• _Entries provided_

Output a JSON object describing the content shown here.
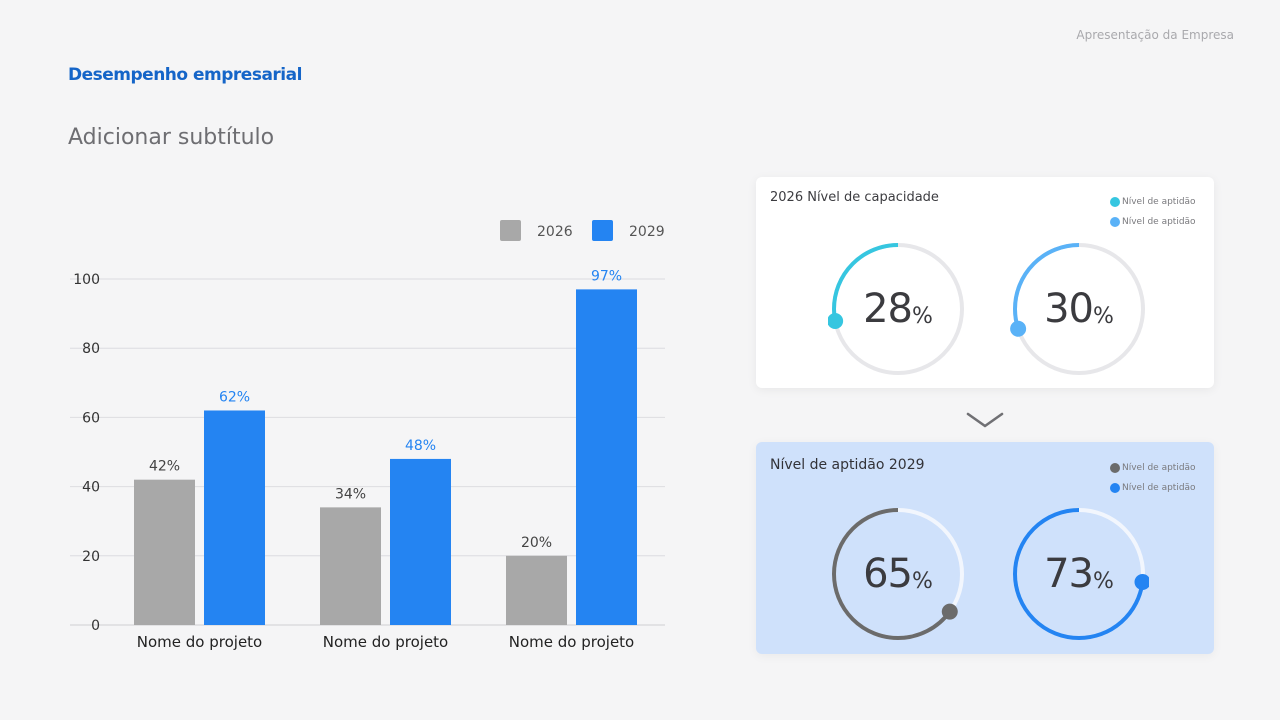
{
  "header": {
    "brand": "Apresentação da Empresa",
    "title": "Desempenho empresarial",
    "subtitle": "Adicionar subtítulo"
  },
  "chart_data": [
    {
      "type": "bar",
      "categories": [
        "Nome do projeto",
        "Nome do projeto",
        "Nome do projeto"
      ],
      "series": [
        {
          "name": "2026",
          "values": [
            42,
            34,
            20
          ],
          "color": "#a8a8a8"
        },
        {
          "name": "2029",
          "values": [
            62,
            48,
            97
          ],
          "color": "#2484f2"
        }
      ],
      "data_labels": [
        [
          "42%",
          "34%",
          "20%"
        ],
        [
          "62%",
          "48%",
          "97%"
        ]
      ],
      "ylim": [
        0,
        100
      ],
      "yticks": [
        0,
        20,
        40,
        60,
        80,
        100
      ],
      "grid": true,
      "legend_position": "top-right"
    }
  ],
  "cards": [
    {
      "title": "2026 Nível de capacidade",
      "legend": [
        {
          "label": "Nível de aptidão",
          "color": "#36c6e0"
        },
        {
          "label": "Nível de aptidão",
          "color": "#5ab2f7"
        }
      ],
      "gauges": [
        {
          "value": 28,
          "unit": "%",
          "color": "#36c6e0",
          "end_color": "#36c6e0",
          "percent": 28
        },
        {
          "value": 30,
          "unit": "%",
          "color": "#5ab2f7",
          "end_color": "#5ab2f7",
          "percent": 30
        }
      ]
    },
    {
      "title": "Nível de aptidão 2029",
      "legend": [
        {
          "label": "Nível de aptidão",
          "color": "#6b6b6b"
        },
        {
          "label": "Nível de aptidão",
          "color": "#2484f2"
        }
      ],
      "gauges": [
        {
          "value": 65,
          "unit": "%",
          "color": "#6b6b6b",
          "end_color": "#6b6b6b",
          "percent": 65
        },
        {
          "value": 73,
          "unit": "%",
          "color": "#2484f2",
          "end_color": "#2484f2",
          "percent": 73
        }
      ]
    }
  ],
  "icons": {
    "chevron": "chevron-down-icon"
  }
}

• _What this task involves_
Transcribe the whole listing exactly. Pictures stay out of your copy.

• _Solution for this problem_
Output a JSON object describing the content shown here.
{
  "header": {
    "brand": "Apresentação da Empresa",
    "title": "Desempenho empresarial",
    "subtitle": "Adicionar subtítulo"
  },
  "chart_data": [
    {
      "type": "bar",
      "categories": [
        "Nome do projeto",
        "Nome do projeto",
        "Nome do projeto"
      ],
      "series": [
        {
          "name": "2026",
          "values": [
            42,
            34,
            20
          ],
          "color": "#a8a8a8"
        },
        {
          "name": "2029",
          "values": [
            62,
            48,
            97
          ],
          "color": "#2484f2"
        }
      ],
      "data_labels": [
        [
          "42%",
          "34%",
          "20%"
        ],
        [
          "62%",
          "48%",
          "97%"
        ]
      ],
      "ylim": [
        0,
        100
      ],
      "yticks": [
        0,
        20,
        40,
        60,
        80,
        100
      ],
      "grid": true,
      "legend_position": "top-right"
    }
  ],
  "cards": [
    {
      "title": "2026 Nível de capacidade",
      "legend": [
        {
          "label": "Nível de aptidão",
          "color": "#36c6e0"
        },
        {
          "label": "Nível de aptidão",
          "color": "#5ab2f7"
        }
      ],
      "gauges": [
        {
          "value": 28,
          "unit": "%",
          "color": "#36c6e0",
          "end_color": "#36c6e0",
          "percent": 28
        },
        {
          "value": 30,
          "unit": "%",
          "color": "#5ab2f7",
          "end_color": "#5ab2f7",
          "percent": 30
        }
      ]
    },
    {
      "title": "Nível de aptidão 2029",
      "legend": [
        {
          "label": "Nível de aptidão",
          "color": "#6b6b6b"
        },
        {
          "label": "Nível de aptidão",
          "color": "#2484f2"
        }
      ],
      "gauges": [
        {
          "value": 65,
          "unit": "%",
          "color": "#6b6b6b",
          "end_color": "#6b6b6b",
          "percent": 65
        },
        {
          "value": 73,
          "unit": "%",
          "color": "#2484f2",
          "end_color": "#2484f2",
          "percent": 73
        }
      ]
    }
  ],
  "icons": {
    "chevron": "chevron-down-icon"
  }
}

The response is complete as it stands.